Dataset entries
+ + + + +

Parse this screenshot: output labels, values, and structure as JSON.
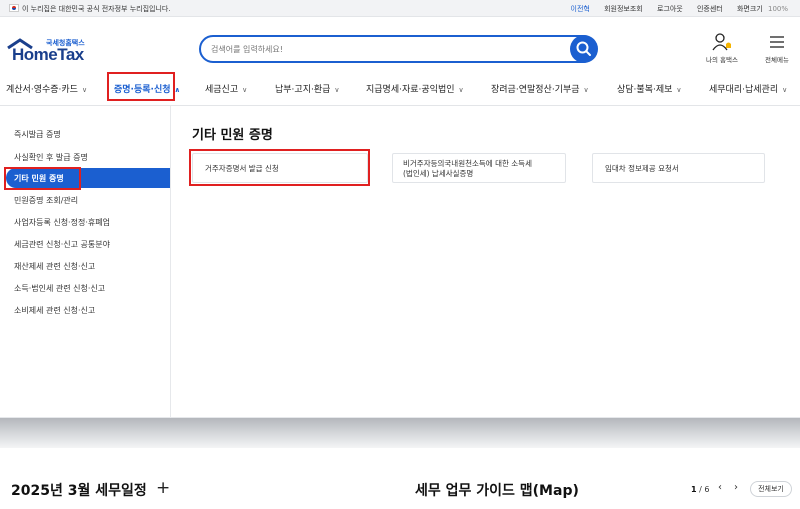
{
  "topbar": {
    "notice": "이 누리집은 대한민국 공식 전자정부 누리집입니다.",
    "links": [
      "이전혁",
      "회원정보조회",
      "로그아웃",
      "인증센터",
      "화면크기"
    ],
    "zoom": "100%"
  },
  "header": {
    "logo_sub": "국세청홈택스",
    "logo_main": "HomeTax",
    "search_placeholder": "검색어를 입력하세요!",
    "my_hometax": "나의 홈택스",
    "all_menu": "전체메뉴"
  },
  "mainnav": {
    "items": [
      "계산서·영수증·카드",
      "증명·등록·신청",
      "세금신고",
      "납부·고지·환급",
      "지급명세·자료·공익법인",
      "장려금·연말정산·기부금",
      "상담·불복·제보",
      "세무대리·납세관리"
    ]
  },
  "leftnav": {
    "items": [
      "즉시발급 증명",
      "사실확인 후 발급 증명",
      "기타 민원 증명",
      "민원증명 조회/관리",
      "사업자등록 신청·정정·휴폐업",
      "세금관련 신청·신고 공통분야",
      "재산제세 관련 신청·신고",
      "소득·법인세 관련 신청·신고",
      "소비제세 관련 신청·신고"
    ]
  },
  "content": {
    "title": "기타 민원 증명",
    "cards": [
      "거주자증명서 발급 신청",
      "비거주자등의국내원천소득에 대한 소득세",
      "(법인세) 납세사실증명",
      "임대차 정보제공 요청서"
    ]
  },
  "below": {
    "schedule_title": "2025년 3월 세무일정",
    "plus": "+",
    "guide_title": "세무 업무 가이드 맵(Map)",
    "page_current": "1",
    "page_total": "/ 6",
    "view_all": "전체보기"
  }
}
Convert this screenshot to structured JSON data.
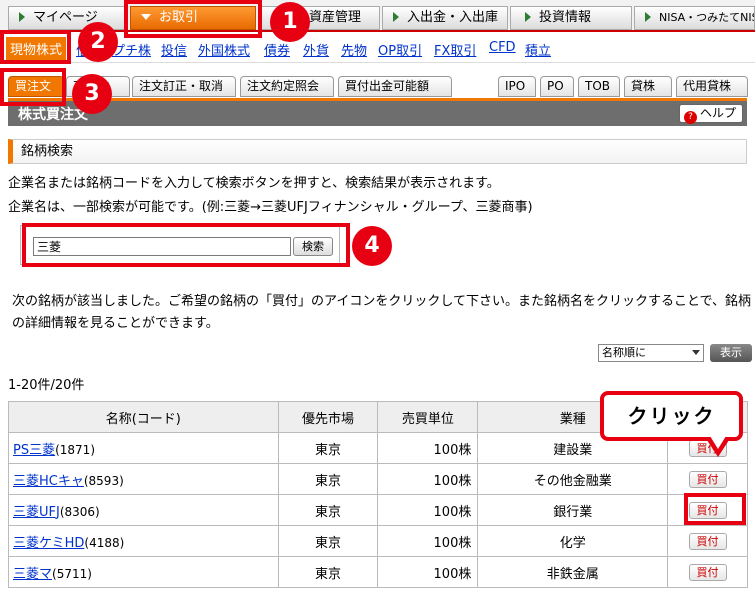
{
  "topnav": {
    "items": [
      "マイページ",
      "お取引",
      "資産管理",
      "入出金・入出庫",
      "投資情報",
      "NISA・つみたてNISA"
    ]
  },
  "subnav": {
    "items": [
      "現物株式",
      "信用",
      "プチ株",
      "投信",
      "外国株式",
      "債券",
      "外貨",
      "先物",
      "OP取引",
      "FX取引",
      "CFD",
      "積立"
    ]
  },
  "tabs": {
    "left": [
      "買注文",
      "売注文",
      "注文訂正・取消",
      "注文約定照会",
      "買付出金可能額"
    ],
    "right": [
      "IPO",
      "PO",
      "TOB",
      "貸株",
      "代用貸株"
    ]
  },
  "title": "株式買注文",
  "help_label": "ヘルプ",
  "section_title": "銘柄検索",
  "desc1": "企業名または銘柄コードを入力して検索ボタンを押すと、検索結果が表示されます。",
  "desc2": "企業名は、一部検索が可能です。(例:三菱→三菱UFJフィナンシャル・グループ、三菱商事)",
  "search": {
    "value": "三菱",
    "button": "検索"
  },
  "result_msg": "次の銘柄が該当しました。ご希望の銘柄の「買付」のアイコンをクリックして下さい。また銘柄名をクリックすることで、銘柄の詳細情報を見ることができます。",
  "sort": {
    "selected": "名称順に",
    "button": "表示"
  },
  "count": "1-20件/20件",
  "table": {
    "headers": [
      "名称(コード)",
      "優先市場",
      "売買単位",
      "業種",
      ""
    ],
    "rows": [
      {
        "name": "PS三菱",
        "code": "(1871)",
        "market": "東京",
        "unit": "100株",
        "industry": "建設業",
        "buy": "買付"
      },
      {
        "name": "三菱HCキャ",
        "code": "(8593)",
        "market": "東京",
        "unit": "100株",
        "industry": "その他金融業",
        "buy": "買付"
      },
      {
        "name": "三菱UFJ",
        "code": "(8306)",
        "market": "東京",
        "unit": "100株",
        "industry": "銀行業",
        "buy": "買付"
      },
      {
        "name": "三菱ケミHD",
        "code": "(4188)",
        "market": "東京",
        "unit": "100株",
        "industry": "化学",
        "buy": "買付"
      },
      {
        "name": "三菱マ",
        "code": "(5711)",
        "market": "東京",
        "unit": "100株",
        "industry": "非鉄金属",
        "buy": "買付"
      }
    ]
  },
  "annotations": {
    "numbers": [
      "1",
      "2",
      "3",
      "4"
    ],
    "callout": "クリック"
  }
}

+ + + + +

Your goal: Scan the material above. Extract every line in which the word "this" occurs.

Task solution:
Parse this screenshot: output labels, values, and structure as JSON.
Convert this screenshot to structured JSON data.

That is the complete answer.